What this task involves: Going through the material below, please gather all lines with the word "Device" in them.

⁂

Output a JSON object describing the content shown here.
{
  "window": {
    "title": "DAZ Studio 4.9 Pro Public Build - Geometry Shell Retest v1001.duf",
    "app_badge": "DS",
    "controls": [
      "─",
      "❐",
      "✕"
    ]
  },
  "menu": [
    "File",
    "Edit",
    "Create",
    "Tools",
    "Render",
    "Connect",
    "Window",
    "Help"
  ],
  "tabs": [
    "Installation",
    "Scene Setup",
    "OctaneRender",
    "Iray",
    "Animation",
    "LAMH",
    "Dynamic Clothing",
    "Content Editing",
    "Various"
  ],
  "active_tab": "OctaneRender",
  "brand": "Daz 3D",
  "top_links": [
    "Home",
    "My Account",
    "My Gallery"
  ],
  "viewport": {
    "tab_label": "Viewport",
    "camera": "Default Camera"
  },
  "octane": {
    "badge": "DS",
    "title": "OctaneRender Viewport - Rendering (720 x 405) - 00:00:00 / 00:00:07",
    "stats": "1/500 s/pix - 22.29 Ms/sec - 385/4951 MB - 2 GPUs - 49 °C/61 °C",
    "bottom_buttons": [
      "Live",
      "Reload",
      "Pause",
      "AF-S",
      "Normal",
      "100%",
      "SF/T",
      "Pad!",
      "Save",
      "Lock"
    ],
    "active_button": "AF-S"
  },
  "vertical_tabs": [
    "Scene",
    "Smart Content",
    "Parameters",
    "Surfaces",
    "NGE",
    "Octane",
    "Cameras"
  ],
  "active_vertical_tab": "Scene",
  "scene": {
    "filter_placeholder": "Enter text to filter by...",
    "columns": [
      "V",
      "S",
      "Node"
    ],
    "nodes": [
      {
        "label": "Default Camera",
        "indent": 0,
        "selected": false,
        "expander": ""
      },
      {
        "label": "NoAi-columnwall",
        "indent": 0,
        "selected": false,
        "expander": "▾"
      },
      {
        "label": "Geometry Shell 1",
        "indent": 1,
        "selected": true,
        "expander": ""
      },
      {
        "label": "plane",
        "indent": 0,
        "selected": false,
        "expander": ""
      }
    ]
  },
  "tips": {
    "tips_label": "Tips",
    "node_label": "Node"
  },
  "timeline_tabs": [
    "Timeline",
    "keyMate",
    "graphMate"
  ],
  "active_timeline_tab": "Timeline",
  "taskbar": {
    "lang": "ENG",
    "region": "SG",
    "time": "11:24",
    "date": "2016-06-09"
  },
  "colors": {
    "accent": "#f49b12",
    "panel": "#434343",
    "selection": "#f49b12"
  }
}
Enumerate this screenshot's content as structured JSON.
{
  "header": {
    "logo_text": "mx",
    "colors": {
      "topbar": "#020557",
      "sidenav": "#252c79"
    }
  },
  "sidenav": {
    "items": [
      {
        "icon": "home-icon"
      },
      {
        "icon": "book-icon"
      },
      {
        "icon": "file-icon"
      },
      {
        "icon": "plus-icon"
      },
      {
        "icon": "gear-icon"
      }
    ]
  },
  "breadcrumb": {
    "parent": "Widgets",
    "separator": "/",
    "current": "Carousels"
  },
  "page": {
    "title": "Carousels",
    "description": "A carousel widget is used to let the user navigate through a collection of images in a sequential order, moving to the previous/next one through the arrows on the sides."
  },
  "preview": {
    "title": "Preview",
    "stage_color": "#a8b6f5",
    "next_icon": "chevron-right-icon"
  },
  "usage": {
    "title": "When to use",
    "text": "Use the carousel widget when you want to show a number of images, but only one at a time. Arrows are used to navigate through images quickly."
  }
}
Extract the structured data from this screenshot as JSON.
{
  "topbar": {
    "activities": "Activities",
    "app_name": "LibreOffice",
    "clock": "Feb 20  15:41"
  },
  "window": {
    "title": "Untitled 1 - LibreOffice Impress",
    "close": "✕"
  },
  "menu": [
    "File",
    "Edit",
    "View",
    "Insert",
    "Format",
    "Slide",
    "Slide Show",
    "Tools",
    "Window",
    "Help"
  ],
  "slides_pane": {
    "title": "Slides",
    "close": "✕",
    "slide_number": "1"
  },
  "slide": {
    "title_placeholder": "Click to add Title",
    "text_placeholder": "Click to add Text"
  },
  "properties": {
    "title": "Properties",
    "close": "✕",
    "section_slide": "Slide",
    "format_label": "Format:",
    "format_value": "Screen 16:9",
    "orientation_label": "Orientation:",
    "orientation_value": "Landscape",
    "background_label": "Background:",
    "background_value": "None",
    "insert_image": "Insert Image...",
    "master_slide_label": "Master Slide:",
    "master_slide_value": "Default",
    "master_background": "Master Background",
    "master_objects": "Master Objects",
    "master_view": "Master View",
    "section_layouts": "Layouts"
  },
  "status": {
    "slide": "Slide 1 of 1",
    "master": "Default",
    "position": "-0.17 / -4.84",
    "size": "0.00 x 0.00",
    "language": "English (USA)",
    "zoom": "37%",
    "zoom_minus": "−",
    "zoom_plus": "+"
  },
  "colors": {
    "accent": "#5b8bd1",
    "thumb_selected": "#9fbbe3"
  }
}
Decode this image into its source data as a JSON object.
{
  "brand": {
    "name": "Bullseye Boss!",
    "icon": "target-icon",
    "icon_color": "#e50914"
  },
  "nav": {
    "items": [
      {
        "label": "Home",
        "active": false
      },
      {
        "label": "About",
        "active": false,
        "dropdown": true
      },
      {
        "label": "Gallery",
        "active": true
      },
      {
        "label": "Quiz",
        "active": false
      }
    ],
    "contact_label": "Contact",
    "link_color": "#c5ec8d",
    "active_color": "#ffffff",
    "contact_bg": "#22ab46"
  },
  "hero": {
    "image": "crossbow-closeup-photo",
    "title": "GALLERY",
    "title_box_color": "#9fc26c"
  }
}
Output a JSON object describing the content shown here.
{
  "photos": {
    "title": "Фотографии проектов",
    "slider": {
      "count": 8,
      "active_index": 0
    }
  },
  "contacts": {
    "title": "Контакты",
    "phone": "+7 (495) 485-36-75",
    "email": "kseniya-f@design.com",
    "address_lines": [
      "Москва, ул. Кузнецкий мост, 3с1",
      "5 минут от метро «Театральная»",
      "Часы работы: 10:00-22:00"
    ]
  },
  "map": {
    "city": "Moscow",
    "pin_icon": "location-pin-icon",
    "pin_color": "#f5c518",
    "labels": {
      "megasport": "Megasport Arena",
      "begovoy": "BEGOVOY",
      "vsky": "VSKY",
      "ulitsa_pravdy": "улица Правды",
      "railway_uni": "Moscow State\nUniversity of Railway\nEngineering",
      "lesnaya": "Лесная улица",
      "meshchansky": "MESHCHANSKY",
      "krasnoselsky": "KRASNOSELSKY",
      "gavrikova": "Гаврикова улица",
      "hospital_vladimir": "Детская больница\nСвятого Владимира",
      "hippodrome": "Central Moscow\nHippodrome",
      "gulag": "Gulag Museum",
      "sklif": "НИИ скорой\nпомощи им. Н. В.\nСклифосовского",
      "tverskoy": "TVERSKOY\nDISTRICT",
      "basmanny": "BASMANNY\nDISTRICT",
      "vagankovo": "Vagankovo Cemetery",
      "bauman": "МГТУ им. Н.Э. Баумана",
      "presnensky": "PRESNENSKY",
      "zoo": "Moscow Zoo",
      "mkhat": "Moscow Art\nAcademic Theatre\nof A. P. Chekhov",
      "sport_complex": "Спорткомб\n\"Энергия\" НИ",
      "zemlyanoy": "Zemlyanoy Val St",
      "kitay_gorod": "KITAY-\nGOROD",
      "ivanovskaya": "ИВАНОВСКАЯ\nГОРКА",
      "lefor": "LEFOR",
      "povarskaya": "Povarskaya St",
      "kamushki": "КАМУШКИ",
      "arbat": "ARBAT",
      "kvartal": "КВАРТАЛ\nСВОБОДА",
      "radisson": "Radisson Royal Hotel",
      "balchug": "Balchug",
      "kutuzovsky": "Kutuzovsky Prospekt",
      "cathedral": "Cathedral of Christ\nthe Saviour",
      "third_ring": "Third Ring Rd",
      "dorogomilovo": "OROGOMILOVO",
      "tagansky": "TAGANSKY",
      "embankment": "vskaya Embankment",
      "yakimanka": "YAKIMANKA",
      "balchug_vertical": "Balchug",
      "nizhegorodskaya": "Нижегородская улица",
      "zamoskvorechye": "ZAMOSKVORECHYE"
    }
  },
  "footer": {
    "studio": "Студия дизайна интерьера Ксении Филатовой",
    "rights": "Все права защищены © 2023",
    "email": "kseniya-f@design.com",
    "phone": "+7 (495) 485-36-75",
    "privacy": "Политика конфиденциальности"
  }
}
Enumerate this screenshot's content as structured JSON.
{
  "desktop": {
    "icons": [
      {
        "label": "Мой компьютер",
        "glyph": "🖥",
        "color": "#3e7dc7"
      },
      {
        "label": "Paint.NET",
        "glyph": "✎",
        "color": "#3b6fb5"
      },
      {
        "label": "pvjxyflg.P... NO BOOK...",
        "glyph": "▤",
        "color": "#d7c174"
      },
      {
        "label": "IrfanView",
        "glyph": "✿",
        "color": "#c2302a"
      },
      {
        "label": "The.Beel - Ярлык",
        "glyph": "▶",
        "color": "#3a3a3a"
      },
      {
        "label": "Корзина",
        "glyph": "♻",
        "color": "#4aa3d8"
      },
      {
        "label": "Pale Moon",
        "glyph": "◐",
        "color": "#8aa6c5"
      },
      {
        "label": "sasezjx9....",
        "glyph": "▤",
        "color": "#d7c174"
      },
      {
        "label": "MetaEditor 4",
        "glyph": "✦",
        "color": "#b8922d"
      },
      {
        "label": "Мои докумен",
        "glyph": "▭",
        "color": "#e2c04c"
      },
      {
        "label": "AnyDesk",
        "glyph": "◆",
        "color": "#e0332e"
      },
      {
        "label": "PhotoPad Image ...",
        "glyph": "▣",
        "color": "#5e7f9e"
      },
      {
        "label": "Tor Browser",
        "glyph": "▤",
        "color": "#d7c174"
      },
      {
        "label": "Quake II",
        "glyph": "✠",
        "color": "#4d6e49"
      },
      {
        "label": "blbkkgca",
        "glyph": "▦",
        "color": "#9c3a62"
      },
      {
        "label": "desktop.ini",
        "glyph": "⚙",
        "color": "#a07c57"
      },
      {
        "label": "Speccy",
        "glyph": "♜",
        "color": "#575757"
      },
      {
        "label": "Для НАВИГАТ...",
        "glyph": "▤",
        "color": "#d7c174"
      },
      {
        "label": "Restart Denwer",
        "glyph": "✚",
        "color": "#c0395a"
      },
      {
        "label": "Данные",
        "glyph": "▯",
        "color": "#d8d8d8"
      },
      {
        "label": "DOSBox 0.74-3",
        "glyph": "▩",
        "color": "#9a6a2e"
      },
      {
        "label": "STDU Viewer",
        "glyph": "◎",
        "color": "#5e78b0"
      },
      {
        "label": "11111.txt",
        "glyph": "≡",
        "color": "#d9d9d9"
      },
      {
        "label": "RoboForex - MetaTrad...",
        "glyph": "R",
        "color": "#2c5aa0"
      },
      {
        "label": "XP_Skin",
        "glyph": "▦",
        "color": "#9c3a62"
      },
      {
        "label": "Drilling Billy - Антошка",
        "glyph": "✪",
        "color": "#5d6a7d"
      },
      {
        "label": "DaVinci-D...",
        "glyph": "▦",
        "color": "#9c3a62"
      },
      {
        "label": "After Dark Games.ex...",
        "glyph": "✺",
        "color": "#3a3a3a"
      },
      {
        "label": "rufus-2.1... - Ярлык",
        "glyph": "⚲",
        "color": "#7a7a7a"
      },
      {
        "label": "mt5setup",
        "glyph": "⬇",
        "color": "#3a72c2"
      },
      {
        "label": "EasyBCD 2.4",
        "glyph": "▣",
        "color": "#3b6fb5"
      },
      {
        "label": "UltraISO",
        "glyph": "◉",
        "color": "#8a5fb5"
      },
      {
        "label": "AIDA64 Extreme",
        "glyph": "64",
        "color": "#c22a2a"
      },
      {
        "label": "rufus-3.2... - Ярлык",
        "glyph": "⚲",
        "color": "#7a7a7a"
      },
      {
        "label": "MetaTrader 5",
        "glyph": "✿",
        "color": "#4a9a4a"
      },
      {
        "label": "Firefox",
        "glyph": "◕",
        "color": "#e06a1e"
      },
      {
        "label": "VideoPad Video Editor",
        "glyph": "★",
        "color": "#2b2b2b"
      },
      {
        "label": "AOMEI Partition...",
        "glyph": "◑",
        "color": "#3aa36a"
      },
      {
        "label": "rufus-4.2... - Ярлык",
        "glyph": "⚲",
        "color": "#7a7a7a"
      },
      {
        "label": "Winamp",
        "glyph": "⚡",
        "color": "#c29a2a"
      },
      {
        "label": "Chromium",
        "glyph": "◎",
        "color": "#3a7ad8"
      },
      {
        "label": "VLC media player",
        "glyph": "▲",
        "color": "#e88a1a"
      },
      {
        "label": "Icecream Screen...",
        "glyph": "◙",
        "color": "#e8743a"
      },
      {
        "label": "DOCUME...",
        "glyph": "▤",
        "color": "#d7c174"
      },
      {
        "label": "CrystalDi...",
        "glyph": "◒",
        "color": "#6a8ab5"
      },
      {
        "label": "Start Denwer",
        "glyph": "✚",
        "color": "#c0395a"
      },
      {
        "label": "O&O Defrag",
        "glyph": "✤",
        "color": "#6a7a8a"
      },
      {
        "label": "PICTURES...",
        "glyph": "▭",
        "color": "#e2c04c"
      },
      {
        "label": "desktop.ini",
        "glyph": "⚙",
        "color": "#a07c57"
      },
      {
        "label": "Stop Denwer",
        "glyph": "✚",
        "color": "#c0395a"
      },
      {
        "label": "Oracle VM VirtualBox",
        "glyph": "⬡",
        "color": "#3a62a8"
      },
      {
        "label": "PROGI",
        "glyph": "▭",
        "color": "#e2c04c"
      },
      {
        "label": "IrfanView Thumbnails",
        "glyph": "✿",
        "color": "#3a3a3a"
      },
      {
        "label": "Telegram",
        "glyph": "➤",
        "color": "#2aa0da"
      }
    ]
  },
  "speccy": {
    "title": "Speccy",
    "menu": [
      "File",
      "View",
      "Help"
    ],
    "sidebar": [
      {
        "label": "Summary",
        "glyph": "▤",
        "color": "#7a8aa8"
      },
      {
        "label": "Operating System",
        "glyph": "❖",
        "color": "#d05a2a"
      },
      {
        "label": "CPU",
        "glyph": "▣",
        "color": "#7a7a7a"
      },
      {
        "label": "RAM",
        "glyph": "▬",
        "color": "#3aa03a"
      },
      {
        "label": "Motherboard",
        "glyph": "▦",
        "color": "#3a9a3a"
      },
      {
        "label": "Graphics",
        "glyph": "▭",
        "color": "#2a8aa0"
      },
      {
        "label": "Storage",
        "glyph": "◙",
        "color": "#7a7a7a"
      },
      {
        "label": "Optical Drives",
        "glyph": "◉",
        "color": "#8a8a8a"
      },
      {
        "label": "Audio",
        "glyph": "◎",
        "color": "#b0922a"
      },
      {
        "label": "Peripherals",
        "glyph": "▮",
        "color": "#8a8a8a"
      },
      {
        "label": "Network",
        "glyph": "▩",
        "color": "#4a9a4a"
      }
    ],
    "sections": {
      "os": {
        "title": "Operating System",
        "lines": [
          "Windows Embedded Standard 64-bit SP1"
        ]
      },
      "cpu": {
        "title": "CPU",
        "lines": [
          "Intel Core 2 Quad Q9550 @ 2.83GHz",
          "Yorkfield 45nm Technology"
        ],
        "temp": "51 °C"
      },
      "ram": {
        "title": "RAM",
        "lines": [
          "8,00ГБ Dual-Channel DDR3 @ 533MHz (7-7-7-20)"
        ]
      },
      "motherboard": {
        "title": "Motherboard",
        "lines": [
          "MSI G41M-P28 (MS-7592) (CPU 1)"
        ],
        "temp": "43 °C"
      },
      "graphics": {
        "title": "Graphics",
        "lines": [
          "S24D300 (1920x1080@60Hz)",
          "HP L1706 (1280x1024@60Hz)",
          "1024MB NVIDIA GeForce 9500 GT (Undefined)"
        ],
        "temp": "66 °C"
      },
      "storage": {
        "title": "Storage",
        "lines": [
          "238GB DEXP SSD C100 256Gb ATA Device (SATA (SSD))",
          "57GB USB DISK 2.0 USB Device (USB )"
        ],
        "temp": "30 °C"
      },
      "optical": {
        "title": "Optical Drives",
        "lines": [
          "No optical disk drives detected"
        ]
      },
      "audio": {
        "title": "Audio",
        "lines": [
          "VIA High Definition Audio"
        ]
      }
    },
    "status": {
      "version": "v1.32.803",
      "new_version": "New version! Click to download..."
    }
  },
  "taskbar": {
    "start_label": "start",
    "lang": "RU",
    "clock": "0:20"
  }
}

⁂

Result:
          "238GB DEXP SSD C100 256Gb ATA Device (SATA (SSD))",
          "57GB USB DISK 2.0 USB Device (USB )"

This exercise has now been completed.